■ Work to complete: Find each line with "Österbotten" and copy it.

■ Source data:
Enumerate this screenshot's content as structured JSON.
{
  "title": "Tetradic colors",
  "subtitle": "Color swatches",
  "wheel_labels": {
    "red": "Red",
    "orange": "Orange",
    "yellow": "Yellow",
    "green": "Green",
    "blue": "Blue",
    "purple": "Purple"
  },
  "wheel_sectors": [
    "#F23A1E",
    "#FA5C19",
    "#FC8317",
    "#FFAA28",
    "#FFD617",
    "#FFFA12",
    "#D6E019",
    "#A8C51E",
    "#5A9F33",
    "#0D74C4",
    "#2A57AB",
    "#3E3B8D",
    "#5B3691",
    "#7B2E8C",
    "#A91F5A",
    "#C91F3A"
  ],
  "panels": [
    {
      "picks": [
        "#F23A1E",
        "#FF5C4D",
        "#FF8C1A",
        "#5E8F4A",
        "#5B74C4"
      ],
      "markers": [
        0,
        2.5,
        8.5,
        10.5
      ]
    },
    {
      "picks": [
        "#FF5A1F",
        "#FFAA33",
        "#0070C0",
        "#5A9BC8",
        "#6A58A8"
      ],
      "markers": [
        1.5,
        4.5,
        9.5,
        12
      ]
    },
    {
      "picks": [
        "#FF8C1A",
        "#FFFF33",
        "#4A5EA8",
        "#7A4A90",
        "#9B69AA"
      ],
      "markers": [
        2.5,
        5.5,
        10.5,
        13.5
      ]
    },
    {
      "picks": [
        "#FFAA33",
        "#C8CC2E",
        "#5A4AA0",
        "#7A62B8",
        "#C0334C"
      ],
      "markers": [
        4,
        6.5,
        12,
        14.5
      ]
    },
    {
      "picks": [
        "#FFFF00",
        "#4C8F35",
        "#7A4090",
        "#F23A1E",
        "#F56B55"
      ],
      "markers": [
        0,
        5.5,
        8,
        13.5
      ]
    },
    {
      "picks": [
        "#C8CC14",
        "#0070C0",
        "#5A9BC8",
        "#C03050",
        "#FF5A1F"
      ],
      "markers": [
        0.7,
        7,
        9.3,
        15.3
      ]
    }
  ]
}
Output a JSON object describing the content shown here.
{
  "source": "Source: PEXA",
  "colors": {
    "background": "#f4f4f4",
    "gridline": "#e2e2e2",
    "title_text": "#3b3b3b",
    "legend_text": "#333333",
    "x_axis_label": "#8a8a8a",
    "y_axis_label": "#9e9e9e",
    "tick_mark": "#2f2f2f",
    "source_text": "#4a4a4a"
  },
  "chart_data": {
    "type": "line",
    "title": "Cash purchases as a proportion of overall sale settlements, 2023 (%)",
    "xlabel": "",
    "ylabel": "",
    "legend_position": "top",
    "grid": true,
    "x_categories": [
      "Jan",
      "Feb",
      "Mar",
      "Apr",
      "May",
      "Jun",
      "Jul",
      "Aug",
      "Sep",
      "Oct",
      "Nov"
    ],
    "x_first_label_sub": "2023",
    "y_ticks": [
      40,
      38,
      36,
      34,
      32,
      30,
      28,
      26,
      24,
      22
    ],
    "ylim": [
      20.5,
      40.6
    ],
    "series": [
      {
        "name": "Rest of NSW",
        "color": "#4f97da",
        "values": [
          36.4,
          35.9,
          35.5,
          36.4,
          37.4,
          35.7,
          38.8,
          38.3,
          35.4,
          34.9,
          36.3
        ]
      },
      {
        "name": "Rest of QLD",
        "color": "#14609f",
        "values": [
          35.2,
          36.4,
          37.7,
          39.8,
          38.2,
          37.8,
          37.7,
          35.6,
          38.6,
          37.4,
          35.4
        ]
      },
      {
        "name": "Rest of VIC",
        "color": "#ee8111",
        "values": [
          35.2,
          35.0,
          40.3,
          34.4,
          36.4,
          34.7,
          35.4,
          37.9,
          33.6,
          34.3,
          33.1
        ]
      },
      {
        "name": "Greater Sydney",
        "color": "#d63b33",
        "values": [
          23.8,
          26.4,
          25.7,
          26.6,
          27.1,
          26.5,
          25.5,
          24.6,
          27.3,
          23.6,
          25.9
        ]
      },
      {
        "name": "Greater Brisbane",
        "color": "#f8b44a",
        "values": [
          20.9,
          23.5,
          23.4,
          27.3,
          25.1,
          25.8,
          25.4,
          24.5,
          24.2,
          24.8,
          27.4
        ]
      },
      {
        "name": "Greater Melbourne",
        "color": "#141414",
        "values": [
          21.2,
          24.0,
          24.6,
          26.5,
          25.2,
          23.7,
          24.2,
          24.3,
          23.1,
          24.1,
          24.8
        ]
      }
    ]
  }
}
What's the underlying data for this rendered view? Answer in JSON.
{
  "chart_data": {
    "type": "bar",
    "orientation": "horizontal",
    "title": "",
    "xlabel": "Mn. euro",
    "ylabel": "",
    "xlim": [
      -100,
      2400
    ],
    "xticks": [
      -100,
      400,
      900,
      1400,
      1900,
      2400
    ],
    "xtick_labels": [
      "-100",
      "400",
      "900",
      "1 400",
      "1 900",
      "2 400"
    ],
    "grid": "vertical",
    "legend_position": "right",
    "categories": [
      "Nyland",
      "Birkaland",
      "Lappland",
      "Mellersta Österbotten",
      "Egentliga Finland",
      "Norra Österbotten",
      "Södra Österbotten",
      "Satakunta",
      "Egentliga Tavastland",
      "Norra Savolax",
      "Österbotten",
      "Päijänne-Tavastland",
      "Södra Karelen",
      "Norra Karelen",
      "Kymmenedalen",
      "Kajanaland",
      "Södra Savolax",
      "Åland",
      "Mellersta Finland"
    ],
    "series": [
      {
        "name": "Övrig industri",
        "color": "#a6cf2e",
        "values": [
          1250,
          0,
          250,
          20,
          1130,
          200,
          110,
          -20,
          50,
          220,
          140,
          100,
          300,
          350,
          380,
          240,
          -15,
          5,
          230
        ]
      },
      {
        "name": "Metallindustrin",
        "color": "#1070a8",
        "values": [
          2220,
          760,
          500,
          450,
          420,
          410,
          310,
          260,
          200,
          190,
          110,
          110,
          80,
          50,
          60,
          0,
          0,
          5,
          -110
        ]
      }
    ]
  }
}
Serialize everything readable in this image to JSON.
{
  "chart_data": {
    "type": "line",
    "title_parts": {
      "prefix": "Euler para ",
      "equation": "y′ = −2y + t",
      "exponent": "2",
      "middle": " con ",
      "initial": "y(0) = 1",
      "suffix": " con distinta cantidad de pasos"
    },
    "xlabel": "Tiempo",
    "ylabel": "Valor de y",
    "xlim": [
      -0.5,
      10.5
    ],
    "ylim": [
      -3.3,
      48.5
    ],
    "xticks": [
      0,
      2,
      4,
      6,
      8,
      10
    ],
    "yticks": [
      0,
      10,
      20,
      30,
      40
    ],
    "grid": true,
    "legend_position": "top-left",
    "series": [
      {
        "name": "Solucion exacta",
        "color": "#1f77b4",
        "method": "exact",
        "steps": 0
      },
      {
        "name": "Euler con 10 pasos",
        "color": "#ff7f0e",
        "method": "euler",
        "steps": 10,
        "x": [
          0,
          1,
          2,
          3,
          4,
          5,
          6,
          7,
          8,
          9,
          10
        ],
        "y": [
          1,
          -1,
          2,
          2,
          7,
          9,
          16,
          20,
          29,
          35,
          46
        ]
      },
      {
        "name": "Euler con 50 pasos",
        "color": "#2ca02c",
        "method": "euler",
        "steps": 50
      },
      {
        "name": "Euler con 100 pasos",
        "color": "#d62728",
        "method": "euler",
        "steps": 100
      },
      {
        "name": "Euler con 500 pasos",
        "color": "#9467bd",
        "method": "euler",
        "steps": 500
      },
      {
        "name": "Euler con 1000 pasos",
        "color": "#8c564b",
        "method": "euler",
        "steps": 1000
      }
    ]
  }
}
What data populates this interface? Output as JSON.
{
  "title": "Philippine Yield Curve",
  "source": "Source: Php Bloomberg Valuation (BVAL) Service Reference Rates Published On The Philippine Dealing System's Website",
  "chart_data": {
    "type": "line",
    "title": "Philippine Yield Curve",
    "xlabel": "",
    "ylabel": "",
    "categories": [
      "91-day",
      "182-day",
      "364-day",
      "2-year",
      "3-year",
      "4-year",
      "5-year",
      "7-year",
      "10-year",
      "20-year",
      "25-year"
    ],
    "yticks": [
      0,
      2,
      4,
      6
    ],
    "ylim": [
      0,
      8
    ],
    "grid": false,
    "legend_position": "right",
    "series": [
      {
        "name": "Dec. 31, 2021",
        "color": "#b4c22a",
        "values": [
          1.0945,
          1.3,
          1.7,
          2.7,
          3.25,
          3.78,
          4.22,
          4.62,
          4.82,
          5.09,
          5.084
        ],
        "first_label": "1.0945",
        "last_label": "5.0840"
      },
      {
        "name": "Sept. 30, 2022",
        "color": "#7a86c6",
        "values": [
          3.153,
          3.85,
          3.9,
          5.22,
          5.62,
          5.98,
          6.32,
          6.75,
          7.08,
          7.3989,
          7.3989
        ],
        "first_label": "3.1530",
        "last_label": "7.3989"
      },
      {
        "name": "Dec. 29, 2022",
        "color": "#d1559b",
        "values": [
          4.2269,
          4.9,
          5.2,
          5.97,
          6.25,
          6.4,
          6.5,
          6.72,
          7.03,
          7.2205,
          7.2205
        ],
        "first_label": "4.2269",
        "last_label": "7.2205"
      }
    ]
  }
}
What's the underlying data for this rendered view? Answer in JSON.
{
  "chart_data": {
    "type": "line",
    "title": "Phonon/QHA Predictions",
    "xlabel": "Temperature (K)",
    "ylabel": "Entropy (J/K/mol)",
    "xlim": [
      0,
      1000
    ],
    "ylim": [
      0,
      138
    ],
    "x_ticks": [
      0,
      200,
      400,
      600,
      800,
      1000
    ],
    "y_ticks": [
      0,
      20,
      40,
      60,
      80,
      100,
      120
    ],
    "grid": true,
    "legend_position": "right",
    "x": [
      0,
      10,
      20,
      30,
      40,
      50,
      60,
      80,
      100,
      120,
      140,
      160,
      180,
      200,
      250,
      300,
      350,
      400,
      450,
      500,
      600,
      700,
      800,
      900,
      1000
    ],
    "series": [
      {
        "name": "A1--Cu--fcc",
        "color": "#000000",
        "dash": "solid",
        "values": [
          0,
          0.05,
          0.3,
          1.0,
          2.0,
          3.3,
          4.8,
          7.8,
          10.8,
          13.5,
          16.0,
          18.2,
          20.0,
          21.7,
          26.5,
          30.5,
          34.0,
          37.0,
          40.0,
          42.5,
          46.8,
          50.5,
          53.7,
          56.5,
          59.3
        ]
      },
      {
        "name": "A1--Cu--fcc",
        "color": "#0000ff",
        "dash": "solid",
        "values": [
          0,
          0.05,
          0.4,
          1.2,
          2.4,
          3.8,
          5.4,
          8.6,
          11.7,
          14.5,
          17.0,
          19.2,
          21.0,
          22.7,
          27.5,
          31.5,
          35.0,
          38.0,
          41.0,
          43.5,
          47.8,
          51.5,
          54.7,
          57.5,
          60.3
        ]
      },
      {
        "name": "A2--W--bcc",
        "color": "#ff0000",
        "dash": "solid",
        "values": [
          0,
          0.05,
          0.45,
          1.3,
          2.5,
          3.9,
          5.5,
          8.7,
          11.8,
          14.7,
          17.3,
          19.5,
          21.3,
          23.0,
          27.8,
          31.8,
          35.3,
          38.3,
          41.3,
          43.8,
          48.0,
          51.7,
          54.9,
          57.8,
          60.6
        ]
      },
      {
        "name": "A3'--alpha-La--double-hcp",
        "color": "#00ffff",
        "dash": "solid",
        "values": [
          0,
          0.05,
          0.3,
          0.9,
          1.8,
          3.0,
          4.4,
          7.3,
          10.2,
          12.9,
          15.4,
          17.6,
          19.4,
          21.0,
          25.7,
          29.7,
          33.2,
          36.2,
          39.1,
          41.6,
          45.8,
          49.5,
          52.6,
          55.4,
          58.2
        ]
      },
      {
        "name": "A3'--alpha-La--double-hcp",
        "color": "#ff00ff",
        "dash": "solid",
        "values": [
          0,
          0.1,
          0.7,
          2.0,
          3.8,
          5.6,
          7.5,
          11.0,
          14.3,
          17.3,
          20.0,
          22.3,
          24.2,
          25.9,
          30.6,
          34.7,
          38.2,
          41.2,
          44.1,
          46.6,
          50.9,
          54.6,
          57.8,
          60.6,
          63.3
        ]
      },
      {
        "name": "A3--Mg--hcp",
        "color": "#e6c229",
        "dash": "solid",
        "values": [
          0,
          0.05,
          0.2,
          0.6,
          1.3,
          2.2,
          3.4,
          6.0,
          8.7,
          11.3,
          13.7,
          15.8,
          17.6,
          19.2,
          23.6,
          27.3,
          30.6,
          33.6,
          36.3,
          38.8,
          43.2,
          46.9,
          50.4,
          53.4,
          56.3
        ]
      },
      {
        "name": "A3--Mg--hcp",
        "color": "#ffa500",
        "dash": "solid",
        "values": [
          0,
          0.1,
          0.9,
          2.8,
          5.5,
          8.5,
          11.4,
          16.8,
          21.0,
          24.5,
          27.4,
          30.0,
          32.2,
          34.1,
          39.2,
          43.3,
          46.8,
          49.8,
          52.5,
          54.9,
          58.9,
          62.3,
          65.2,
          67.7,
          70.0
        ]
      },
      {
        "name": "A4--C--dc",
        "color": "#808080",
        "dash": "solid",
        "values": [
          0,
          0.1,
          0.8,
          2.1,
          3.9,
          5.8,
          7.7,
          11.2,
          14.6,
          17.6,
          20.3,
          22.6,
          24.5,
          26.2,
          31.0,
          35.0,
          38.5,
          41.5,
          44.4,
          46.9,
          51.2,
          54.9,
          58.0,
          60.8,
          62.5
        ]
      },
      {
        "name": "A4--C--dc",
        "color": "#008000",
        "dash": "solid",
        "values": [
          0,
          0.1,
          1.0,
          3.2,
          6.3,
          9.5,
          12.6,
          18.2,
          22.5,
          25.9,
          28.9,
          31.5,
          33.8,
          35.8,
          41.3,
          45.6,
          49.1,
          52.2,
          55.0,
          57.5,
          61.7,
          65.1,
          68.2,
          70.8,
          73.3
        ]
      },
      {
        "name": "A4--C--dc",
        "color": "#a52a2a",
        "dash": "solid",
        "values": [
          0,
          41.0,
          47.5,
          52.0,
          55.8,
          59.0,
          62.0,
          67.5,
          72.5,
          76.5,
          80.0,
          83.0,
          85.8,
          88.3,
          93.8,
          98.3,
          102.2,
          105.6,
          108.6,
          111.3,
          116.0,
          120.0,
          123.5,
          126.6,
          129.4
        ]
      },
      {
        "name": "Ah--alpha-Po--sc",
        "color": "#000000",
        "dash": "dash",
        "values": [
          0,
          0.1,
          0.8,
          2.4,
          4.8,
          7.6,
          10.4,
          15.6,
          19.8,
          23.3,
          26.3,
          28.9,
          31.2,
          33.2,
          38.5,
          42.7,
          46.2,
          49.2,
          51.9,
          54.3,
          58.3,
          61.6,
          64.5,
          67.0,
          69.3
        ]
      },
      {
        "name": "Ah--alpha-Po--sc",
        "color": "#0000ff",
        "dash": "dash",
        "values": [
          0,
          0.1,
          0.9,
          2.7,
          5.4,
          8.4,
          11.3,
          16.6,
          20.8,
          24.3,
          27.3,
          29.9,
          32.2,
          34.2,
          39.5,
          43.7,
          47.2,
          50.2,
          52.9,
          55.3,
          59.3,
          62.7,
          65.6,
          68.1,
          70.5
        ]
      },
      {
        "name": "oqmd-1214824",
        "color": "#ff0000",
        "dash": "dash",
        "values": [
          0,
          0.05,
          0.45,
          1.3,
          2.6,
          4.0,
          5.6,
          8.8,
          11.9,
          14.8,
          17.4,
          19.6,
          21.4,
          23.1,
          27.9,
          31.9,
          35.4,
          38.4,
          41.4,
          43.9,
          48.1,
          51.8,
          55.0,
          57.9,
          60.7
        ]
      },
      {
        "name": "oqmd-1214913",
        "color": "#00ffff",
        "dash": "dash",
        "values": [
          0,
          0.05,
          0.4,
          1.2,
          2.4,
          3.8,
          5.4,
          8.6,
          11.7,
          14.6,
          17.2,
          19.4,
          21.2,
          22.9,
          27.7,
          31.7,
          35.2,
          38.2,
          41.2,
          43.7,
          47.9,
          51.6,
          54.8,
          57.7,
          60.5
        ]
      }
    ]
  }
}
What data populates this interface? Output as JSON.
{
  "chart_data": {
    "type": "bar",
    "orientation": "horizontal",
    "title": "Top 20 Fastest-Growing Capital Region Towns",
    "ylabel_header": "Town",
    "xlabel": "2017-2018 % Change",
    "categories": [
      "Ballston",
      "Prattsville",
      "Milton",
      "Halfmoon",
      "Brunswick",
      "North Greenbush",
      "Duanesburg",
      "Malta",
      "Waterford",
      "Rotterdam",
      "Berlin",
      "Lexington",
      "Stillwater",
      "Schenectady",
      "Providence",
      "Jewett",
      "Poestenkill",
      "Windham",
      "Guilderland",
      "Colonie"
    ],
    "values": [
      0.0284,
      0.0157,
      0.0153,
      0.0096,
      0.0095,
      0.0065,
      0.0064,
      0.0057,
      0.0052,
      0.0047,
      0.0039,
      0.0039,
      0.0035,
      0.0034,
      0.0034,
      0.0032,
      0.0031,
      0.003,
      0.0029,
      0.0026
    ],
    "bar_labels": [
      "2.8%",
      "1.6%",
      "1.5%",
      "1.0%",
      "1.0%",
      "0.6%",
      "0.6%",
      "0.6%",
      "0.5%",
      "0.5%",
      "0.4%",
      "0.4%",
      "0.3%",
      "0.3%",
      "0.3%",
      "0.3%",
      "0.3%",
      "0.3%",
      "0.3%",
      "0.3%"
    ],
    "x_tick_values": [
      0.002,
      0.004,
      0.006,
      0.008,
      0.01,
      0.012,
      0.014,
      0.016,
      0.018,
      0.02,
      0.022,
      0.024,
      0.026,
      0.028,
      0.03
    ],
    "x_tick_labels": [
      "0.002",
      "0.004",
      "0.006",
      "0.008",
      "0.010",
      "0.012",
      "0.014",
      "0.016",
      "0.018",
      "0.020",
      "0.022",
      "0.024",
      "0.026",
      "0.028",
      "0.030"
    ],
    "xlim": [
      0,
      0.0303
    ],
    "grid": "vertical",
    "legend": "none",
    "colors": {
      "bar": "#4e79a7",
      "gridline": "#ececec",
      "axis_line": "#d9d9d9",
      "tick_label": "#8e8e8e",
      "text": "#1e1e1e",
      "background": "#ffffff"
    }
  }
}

■ Written reply:
      "Mellersta Österbotten",
      "Norra Österbotten",
      "Södra Österbotten",
      "Österbotten",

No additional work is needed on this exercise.